◆ **WHAT IS REQUIRED**:
Copy each record exactly as it reads, leaving out any pictures it holds.

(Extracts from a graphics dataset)

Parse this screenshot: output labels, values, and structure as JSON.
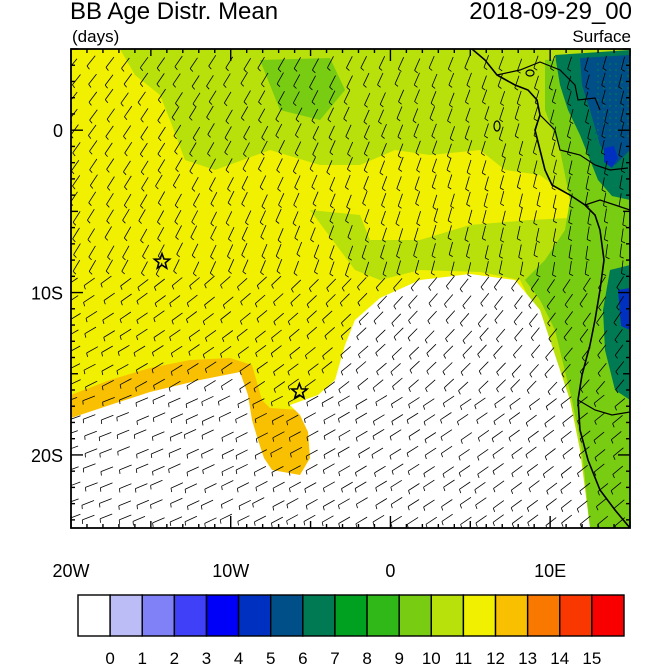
{
  "header": {
    "title": "BB Age Distr. Mean",
    "units": "(days)",
    "date": "2018-09-29_00",
    "level": "Surface"
  },
  "axes": {
    "lon_labels": [
      "20W",
      "10W",
      "0",
      "10E"
    ],
    "lon_values": [
      -20,
      -10,
      0,
      10
    ],
    "lat_labels": [
      "0",
      "10S",
      "20S"
    ],
    "lat_values": [
      0,
      -10,
      -20
    ],
    "lon_range": [
      -20,
      15
    ],
    "lat_range": [
      -24.5,
      5
    ]
  },
  "markers": [
    {
      "name": "star",
      "lon": -14.3,
      "lat": -8.1
    },
    {
      "name": "star",
      "lon": -5.7,
      "lat": -16.1
    }
  ],
  "colorbar": {
    "labels": [
      "0",
      "1",
      "2",
      "3",
      "4",
      "5",
      "6",
      "7",
      "8",
      "9",
      "10",
      "11",
      "12",
      "13",
      "14",
      "15"
    ],
    "colors": [
      "#ffffff",
      "#bcbcf6",
      "#8080f7",
      "#4040f8",
      "#0000f8",
      "#0030c0",
      "#004f88",
      "#007a52",
      "#00a020",
      "#30b818",
      "#78cc12",
      "#b8e00a",
      "#f0f000",
      "#f8c000",
      "#f87800",
      "#f83800",
      "#f80000"
    ]
  },
  "colors": {
    "ocean_yellow": "#f0f000",
    "light_green": "#b8e00a",
    "green": "#78cc12",
    "orange": "#f8c000",
    "white": "#ffffff",
    "dark_green": "#007a52",
    "teal": "#004f88",
    "blue": "#0030c0"
  }
}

◆ **FINAL RESULT**:
Parse this screenshot: output labels, values, and structure as JSON.
{
  "header": {
    "title": "BB Age Distr. Mean",
    "units": "(days)",
    "date": "2018-09-29_00",
    "level": "Surface"
  },
  "axes": {
    "lon_labels": [
      "20W",
      "10W",
      "0",
      "10E"
    ],
    "lon_values": [
      -20,
      -10,
      0,
      10
    ],
    "lat_labels": [
      "0",
      "10S",
      "20S"
    ],
    "lat_values": [
      0,
      -10,
      -20
    ],
    "lon_range": [
      -20,
      15
    ],
    "lat_range": [
      -24.5,
      5
    ]
  },
  "markers": [
    {
      "name": "star",
      "lon": -14.3,
      "lat": -8.1
    },
    {
      "name": "star",
      "lon": -5.7,
      "lat": -16.1
    }
  ],
  "colorbar": {
    "labels": [
      "0",
      "1",
      "2",
      "3",
      "4",
      "5",
      "6",
      "7",
      "8",
      "9",
      "10",
      "11",
      "12",
      "13",
      "14",
      "15"
    ],
    "colors": [
      "#ffffff",
      "#bcbcf6",
      "#8080f7",
      "#4040f8",
      "#0000f8",
      "#0030c0",
      "#004f88",
      "#007a52",
      "#00a020",
      "#30b818",
      "#78cc12",
      "#b8e00a",
      "#f0f000",
      "#f8c000",
      "#f87800",
      "#f83800",
      "#f80000"
    ]
  },
  "colors": {
    "ocean_yellow": "#f0f000",
    "light_green": "#b8e00a",
    "green": "#78cc12",
    "orange": "#f8c000",
    "white": "#ffffff",
    "dark_green": "#007a52",
    "teal": "#004f88",
    "blue": "#0030c0"
  }
}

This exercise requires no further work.